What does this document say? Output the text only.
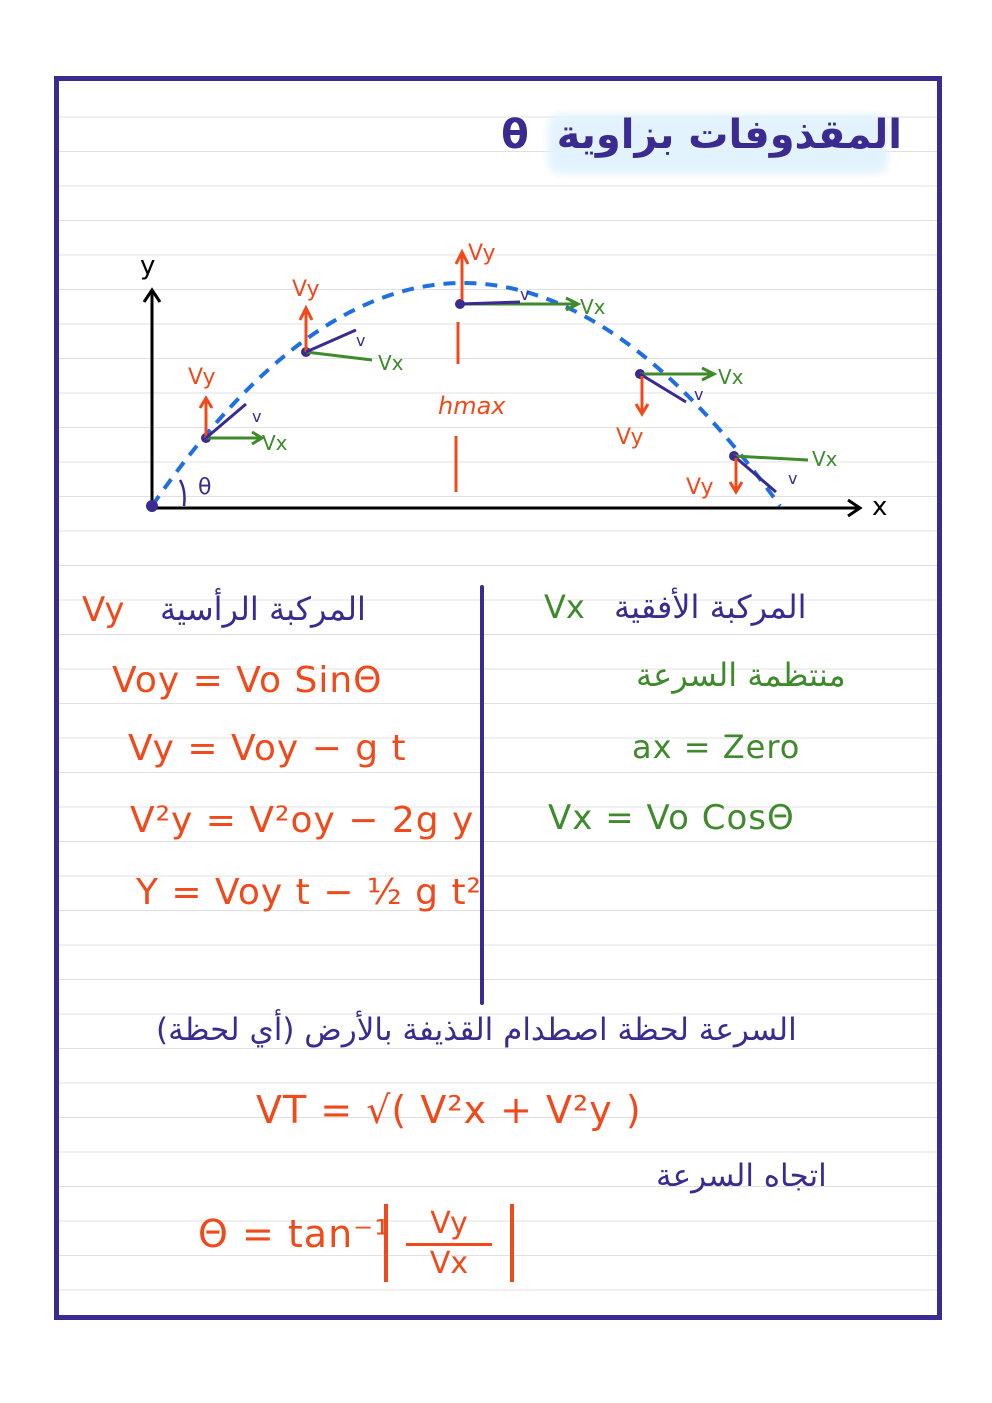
المقذوفات بزاوية θ
y
x
θ
Vy
Vx
v
Vy
Vx
v
Vy
Vx
v
hmax
Vx
v
Vy
Vx
v
Vy
Vy المركبة الرأسية
Voy = Vo SinΘ
Vy = Voy − g t
V²y = V²oy − 2g y
Y = Voy t − ½ g t²
Vx المركبة الأفقية
منتظمة السرعة
ax = Zero
Vx = Vo CosΘ
السرعة لحظة اصطدام القذيفة بالأرض (أي لحظة)
VT = √( V²x + V²y )
اتجاه السرعة
Θ = tan⁻¹	Vy
Vx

----------------

What needs to be done: Retype each entry precisely. Skip images entirely.

Reply:
What does this document say? Output the text only.
المقذوفات بزاوية θ
y
x
θ
Vy
Vx
v
Vy
Vx
v
Vy
Vx
v
hmax
Vx
v
Vy
Vx
v
Vy
Vy المركبة الرأسية
Voy = Vo SinΘ
Vy = Voy − g t
V²y = V²oy − 2g y
Y = Voy t − ½ g t²
Vx المركبة الأفقية
منتظمة السرعة
ax = Zero
Vx = Vo CosΘ
السرعة لحظة اصطدام القذيفة بالأرض (أي لحظة)
VT = √( V²x + V²y )
اتجاه السرعة
Θ = tan⁻¹	Vy
Vx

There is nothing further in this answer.